__Consignes écrites__.
[1] Selon le texte sur l'enseignement privé sous contrat, quelle est la proportion d'agrégés parmi les enseignants du privé ?
[2] Prolongez le texte sur l'enseignement privé sous contrat après sa dernière phrase.

__Extrait de page__.
▶

Enfin, au sujet des enseignants, ils seraient au nombre de 142 000, employés par l’État, dont 116 000 maîtres contractuels en 2021-2022, recrutés sur les mêmes concours que dans le secteur public, et 26 000 maîtres délégués pour les suppléants. La proportion de ceux-ci est nettement supérieure dans le privé (17 %) que dans le public (5 %). Les agrégés sont moins nombreux dans le privé : 3,16 % contre 6,84 % dans l’enseignement public.

La conclusion générale du rapport questionne l’adéquation entre le modèle social français et son modèle éducatif.

« Toutefois, en concentrant une part de plus en plus élevée d’élèves issus des catégories très favorisées, au point que ces dernières représentent désormais plus de 40 % de ses effectifs, l’enseignement privé sous contrat risque désormais de participer à l’aggravation de certaines des faiblesses de notre système éducatif. Alors que les études PISA, et celle de 2018 plus encore que les précédentes, soulignent que le système scolaire français est l’un de ceux où les inégalités sociales ont le plus d’impact sur les résultats scolaires des élèves, il est peu probable que la contribution des établissements privés, telle qu’elle s’exprime aujourd’hui, aille dans le sens de leur réduction. »

Pistes d’évolution

Les auteurs du rapport préconisent de mieux contractualiser les relations entre les établissements privés sous contrat et l’État. Il s’agirait de privilégier des approches locales en modulant « les moyens attribués […] en fonction des caractéristiques sociales des populations accueillies ». C’était d’ailleurs l’idée déjà défendue par une proposition de loi du sénateur communiste, Pierre Ouzoulias, le 3 avril 2023. Le rapport publie cinq ensembles de recommandations :

1 – Préciser, dans les documents budgétaires, les principes et modalités de répartition des financements entre l’enseignement public et l’enseignement privé sous contrat (ministère de l’Éducation nationale et de la Jeunesse, ministère de l’Économie, des Finances et de la Souveraineté industrielle et numérique).

2  – Mettre en œuvre, au niveau des rectorats, une programmation des contrôles des établissements sous contrat en lien avec les directions régionales ou départementales des finances publiques (ministère de l’Éducation nationale et de la Jeunesse, ministère de l’Économie, des Finances et de la Souveraineté industrielle et numérique).

3 – Conforter le dialogue de gestion entre l’État et l’enseignement privé sous contrat, en réservant au niveau national la discussion de l’équilibre des moyens entre réseaux et en s’assurant que les rectorats, en lien avec les préfets, les directeurs académiques des services de l’Éducation nationale et les représentants des réseaux, décident des ouvertures de classes au plan local, afin de tenir compte du terrain (ministère de l’Éducation nationale et de la Jeunesse).

◀

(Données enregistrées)
▶

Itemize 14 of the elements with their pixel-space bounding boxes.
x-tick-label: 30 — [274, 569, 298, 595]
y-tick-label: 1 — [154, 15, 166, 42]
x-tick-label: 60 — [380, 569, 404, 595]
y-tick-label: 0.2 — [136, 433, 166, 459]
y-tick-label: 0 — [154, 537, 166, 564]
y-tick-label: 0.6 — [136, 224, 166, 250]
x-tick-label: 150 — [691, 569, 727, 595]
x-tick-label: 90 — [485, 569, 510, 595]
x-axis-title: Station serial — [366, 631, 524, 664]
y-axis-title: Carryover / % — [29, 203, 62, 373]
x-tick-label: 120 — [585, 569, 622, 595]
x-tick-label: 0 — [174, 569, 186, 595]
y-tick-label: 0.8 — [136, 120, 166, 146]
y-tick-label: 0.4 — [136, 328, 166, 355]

◀

__Réponses aux consignes__.
[1] Elle est de 3,16 %.

[2]
4 – Intégrer, dans les modèles d’allocation des moyens aux établissements privés sous contrat, des critères tenant compte du profil des élèves scolarisés, des caractéristiques spécifiques de l’établissement, notamment géographiques, en s’appuyant sur un contrat d’objectifs et de moyens signé par chaque établissement privé sous contrat, le rectorat et éventuellement la collectivité territoriale de rattachement (ministère de l’Éducation nationale et de la Jeunesse).

5 – Dans les documents budgétaires, introduire des critères d’évaluation de la performance tenant compte de la répartition sociale et scolaire des élèves et élaborer un indicateur par programme, commun à la mission d’enseignement scolaire, pour mieux apprécier la répartition sociale et scolaire des élèves, présentant notamment les proportions d’élèves issus de milieux moyens et défavorisés (ministère de l’Éducation nationale et de la Jeunesse, ministère de l’Économie, des Finances et de la Souveraineté industrielle et numérique).

« N’ayons pas peur de demander des comptes à l’enseignement privé !», avait déclaré le syndicat Unsa dans un communiqué rendu public le 12 mai .  « L’indice de position sociale (IPS) doit devenir déterminant dans la distribution des moyens éducatifs et financiers, y compris ceux octroyés par l’État aux établissements privés. L’effort mis en œuvre pour la mixité sociale doit être valorisé. Les établissements qui dépassent un seuil de non-mixité sociale doivent voir leur dotation publique réduite : l’État ne peut pas financer un entre-soi assumé et choisi ! » Le syndicat avait légalement ajouté que la mixité devait se faire « au sein de la classe », « en jouant sur le pilotage des établissements, la formation et le développement professionnel des personnels éducatifs. Il ne s’agit pas d’ouvrir quelques sections prestigieuses dans un petit nombre d’établissements peu attractifs mais bien de revoir en profondeur la carte des enseignements. » D’où la déception engendrée par les mesures ministérielles : « Ce protocole ne contenant pas de volet contraignant, il permettra aux établissements privés, à l’instar du célèbre slogan de mai 68, de jouir sans entraves de la possibilité qui leur est conservée de sélectionner leurs élèves, essentiellement sur des critères sociaux. »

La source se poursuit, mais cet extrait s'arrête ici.